◆ Exercise task: Answer with a single number: the count of lines that include the string "PRI署名機関数および資産残高の推移".

◆ Task input:
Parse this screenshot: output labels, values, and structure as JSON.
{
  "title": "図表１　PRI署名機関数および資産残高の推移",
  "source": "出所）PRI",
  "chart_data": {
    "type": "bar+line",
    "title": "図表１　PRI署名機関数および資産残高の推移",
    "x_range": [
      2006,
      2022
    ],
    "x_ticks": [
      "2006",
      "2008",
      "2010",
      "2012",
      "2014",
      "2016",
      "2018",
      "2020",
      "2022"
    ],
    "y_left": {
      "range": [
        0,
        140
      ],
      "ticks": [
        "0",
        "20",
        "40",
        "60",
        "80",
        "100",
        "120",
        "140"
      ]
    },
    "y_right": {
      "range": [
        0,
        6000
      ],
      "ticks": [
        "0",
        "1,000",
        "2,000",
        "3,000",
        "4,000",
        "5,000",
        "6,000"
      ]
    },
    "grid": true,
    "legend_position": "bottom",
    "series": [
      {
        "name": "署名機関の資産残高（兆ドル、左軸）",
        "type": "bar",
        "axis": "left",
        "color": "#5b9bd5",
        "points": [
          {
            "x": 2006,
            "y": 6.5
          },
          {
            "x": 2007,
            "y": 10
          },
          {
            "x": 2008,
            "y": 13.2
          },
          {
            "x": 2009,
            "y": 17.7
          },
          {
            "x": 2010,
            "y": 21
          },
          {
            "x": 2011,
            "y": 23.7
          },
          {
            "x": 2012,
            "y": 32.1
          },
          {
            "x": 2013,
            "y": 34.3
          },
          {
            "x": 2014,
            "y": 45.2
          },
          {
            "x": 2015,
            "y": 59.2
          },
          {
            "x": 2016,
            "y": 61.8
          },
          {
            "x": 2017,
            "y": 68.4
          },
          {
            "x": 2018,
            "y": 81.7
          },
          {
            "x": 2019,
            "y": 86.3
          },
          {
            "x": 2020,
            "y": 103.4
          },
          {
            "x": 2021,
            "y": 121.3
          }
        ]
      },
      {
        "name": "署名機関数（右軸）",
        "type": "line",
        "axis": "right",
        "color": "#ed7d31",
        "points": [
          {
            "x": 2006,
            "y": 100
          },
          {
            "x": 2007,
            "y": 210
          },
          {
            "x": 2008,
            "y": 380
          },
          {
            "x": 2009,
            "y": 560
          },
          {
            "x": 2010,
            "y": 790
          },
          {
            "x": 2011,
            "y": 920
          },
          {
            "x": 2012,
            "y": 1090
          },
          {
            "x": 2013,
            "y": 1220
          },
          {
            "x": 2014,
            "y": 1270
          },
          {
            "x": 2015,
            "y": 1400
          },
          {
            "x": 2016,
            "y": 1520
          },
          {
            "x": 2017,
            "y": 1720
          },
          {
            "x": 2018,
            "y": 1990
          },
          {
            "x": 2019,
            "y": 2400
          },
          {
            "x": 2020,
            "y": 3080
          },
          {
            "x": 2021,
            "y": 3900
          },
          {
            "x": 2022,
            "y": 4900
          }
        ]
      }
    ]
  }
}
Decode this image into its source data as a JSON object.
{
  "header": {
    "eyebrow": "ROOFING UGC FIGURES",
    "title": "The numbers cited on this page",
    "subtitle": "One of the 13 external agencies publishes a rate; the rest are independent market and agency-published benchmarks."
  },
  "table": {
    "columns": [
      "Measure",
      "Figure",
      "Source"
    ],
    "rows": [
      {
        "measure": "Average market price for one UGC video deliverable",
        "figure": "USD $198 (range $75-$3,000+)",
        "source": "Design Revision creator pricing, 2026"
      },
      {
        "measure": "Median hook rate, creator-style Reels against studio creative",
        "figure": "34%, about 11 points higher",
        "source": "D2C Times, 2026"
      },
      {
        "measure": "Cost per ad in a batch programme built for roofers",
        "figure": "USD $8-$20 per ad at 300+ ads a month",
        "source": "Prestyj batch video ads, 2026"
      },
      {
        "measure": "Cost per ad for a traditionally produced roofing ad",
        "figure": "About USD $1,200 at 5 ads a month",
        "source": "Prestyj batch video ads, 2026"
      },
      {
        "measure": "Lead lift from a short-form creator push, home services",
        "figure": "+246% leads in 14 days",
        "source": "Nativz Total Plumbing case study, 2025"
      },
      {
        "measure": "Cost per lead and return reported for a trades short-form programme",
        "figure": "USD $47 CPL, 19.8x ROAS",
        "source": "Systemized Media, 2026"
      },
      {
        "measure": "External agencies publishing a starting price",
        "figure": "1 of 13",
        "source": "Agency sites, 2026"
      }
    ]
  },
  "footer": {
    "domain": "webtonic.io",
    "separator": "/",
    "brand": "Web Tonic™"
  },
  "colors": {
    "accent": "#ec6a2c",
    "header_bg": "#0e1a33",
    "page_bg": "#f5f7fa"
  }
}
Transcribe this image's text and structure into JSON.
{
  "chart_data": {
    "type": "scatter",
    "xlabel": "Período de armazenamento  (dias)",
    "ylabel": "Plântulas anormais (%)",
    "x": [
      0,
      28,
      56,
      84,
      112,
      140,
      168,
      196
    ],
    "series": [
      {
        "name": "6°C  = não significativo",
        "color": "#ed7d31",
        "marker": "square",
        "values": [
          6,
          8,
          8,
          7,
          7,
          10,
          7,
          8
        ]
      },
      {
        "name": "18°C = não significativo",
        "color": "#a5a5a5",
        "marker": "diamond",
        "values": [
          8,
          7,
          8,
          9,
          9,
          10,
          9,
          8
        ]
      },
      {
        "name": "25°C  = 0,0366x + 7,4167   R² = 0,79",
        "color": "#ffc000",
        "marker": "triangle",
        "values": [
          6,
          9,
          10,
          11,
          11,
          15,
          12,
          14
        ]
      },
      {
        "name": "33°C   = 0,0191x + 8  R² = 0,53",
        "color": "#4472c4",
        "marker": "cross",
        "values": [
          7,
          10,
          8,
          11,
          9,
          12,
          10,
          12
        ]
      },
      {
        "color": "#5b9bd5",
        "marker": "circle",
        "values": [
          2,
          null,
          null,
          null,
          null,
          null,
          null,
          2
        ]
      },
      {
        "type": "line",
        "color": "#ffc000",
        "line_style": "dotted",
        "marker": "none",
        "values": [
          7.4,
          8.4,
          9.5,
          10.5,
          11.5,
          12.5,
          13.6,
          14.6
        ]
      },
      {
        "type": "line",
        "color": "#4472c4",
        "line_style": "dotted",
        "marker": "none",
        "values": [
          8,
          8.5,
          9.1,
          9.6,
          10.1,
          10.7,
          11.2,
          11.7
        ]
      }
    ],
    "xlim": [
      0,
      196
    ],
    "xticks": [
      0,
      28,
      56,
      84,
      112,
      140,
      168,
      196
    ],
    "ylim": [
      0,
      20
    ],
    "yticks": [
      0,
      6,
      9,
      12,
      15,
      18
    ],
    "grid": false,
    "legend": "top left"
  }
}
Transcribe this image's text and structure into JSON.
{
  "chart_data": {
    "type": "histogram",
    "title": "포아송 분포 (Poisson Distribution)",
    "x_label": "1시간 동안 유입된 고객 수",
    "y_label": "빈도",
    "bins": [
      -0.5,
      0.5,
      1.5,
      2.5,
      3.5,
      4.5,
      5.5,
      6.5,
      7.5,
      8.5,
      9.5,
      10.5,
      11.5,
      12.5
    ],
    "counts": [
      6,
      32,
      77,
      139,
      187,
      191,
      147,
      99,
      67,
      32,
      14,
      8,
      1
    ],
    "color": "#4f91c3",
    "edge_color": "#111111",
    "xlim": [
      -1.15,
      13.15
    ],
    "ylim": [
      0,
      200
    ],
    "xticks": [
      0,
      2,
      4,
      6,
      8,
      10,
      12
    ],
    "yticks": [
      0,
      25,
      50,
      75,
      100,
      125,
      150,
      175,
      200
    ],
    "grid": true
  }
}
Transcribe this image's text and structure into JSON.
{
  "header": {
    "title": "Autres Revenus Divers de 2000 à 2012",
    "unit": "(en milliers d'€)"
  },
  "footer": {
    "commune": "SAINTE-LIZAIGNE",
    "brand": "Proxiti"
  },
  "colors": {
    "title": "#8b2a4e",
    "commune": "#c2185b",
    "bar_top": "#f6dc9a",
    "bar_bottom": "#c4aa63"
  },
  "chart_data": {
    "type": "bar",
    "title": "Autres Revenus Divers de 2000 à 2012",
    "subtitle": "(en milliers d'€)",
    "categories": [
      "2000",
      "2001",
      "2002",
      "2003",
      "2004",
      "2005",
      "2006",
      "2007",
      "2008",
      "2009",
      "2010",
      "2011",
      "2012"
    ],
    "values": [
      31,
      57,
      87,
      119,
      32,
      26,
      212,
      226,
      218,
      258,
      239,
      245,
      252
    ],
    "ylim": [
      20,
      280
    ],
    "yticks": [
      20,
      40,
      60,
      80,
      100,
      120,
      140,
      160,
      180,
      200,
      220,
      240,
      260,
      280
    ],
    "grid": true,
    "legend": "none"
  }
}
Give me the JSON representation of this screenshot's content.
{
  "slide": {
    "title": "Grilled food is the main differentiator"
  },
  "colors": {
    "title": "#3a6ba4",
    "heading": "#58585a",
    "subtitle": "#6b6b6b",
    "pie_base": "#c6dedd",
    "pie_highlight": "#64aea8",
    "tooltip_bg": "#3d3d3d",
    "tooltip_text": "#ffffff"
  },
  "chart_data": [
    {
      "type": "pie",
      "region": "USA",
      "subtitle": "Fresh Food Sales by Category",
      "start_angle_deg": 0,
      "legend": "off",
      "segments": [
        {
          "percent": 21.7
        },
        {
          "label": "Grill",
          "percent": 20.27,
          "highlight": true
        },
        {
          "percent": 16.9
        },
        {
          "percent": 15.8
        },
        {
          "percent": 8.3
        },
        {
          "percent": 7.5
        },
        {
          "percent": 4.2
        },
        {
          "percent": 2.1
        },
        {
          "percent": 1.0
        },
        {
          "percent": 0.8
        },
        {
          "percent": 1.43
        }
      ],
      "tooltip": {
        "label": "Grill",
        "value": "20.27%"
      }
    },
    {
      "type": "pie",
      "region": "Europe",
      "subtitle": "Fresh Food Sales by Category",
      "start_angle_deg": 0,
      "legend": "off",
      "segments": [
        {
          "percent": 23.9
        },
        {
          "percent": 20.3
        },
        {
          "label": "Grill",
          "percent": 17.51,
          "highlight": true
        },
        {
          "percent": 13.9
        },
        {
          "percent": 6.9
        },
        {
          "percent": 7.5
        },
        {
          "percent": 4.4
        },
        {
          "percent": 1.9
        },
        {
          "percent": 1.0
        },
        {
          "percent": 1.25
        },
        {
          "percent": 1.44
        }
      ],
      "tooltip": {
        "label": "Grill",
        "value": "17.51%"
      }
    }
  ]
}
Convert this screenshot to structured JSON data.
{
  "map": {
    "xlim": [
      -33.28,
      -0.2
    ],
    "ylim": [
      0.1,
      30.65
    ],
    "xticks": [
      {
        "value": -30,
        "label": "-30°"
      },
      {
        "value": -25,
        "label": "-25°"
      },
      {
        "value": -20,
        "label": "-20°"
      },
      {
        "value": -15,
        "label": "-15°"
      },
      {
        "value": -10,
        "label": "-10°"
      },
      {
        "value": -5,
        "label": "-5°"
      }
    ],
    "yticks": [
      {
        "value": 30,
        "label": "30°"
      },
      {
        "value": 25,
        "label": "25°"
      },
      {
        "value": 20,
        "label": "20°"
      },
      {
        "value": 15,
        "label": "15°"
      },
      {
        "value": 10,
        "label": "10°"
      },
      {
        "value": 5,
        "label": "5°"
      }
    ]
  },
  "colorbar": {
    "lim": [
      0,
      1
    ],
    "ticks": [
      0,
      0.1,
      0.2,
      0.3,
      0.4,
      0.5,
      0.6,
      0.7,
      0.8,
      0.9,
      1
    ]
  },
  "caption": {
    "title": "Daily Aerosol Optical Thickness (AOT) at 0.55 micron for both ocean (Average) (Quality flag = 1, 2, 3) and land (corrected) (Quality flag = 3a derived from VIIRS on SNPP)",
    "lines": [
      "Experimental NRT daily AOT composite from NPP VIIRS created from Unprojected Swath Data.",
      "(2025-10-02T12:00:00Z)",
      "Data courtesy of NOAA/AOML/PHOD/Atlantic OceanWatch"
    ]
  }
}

◆ Final result: 2